__DATA ENTRIES__
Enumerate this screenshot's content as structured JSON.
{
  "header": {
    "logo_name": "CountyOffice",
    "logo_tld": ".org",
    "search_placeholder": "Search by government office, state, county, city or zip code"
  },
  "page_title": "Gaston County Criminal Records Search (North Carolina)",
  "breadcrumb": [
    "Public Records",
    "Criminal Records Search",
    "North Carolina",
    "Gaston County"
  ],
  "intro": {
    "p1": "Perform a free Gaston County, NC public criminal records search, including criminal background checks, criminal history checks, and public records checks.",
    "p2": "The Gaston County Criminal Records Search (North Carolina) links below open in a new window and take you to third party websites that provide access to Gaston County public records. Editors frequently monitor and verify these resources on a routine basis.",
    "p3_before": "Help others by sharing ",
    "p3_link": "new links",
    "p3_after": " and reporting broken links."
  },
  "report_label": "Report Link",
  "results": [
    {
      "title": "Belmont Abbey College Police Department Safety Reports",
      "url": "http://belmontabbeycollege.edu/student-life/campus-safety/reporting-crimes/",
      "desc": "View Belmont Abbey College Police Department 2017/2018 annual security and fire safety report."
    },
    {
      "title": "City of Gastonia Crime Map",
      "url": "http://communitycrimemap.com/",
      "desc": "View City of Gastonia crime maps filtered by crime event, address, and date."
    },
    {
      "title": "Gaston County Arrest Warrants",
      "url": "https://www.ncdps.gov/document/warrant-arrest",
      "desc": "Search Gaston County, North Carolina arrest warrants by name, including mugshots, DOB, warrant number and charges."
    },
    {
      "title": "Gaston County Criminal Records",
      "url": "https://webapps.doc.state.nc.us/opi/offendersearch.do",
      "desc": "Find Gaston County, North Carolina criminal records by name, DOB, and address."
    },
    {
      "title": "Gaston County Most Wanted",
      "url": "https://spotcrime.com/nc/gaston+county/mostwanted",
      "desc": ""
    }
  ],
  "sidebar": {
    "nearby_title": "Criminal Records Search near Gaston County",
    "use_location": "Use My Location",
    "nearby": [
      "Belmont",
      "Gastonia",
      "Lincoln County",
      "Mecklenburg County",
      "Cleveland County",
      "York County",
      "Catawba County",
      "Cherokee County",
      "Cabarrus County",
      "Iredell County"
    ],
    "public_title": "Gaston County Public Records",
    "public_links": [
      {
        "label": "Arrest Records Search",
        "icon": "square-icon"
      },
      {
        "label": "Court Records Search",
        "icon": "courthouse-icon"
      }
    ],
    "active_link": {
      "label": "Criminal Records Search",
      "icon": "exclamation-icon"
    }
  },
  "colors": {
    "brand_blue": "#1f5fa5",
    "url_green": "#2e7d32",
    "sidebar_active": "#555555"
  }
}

__PROBLEM TO WORK ON__
Report how many lines in the entries hold the string "icon". Nothing but the number is wanted.

__SOLUTION__
3